[Data entries for graphics]
• • • • •
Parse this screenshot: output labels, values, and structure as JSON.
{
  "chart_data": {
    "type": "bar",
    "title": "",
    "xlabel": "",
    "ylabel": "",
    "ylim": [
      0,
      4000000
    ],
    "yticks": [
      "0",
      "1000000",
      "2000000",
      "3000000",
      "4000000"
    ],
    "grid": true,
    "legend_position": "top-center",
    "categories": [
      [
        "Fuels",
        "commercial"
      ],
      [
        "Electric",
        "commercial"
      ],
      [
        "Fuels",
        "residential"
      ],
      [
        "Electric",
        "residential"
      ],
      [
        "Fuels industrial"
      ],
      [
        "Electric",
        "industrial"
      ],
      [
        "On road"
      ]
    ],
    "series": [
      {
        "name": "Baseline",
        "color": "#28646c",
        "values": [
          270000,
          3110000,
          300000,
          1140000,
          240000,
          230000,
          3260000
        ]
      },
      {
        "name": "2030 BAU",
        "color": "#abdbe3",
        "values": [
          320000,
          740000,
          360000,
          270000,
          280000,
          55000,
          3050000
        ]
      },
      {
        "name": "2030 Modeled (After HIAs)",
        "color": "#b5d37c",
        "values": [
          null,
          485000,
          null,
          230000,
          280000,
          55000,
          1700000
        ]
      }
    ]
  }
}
• • • • •
◆ WHAT YOU WILL DO: All of the records must be repeated exactly.

◆ FINISHED TASK:
Parse this screenshot: output labels, values, and structure as JSON.
{
  "chart_data": {
    "type": "bar",
    "title": "",
    "xlabel": "",
    "ylabel": "",
    "ylim": [
      0,
      4000000
    ],
    "yticks": [
      "0",
      "1000000",
      "2000000",
      "3000000",
      "4000000"
    ],
    "grid": true,
    "legend_position": "top-center",
    "categories": [
      [
        "Fuels",
        "commercial"
      ],
      [
        "Electric",
        "commercial"
      ],
      [
        "Fuels",
        "residential"
      ],
      [
        "Electric",
        "residential"
      ],
      [
        "Fuels industrial"
      ],
      [
        "Electric",
        "industrial"
      ],
      [
        "On road"
      ]
    ],
    "series": [
      {
        "name": "Baseline",
        "color": "#28646c",
        "values": [
          270000,
          3110000,
          300000,
          1140000,
          240000,
          230000,
          3260000
        ]
      },
      {
        "name": "2030 BAU",
        "color": "#abdbe3",
        "values": [
          320000,
          740000,
          360000,
          270000,
          280000,
          55000,
          3050000
        ]
      },
      {
        "name": "2030 Modeled (After HIAs)",
        "color": "#b5d37c",
        "values": [
          null,
          485000,
          null,
          230000,
          280000,
          55000,
          1700000
        ]
      }
    ]
  }
}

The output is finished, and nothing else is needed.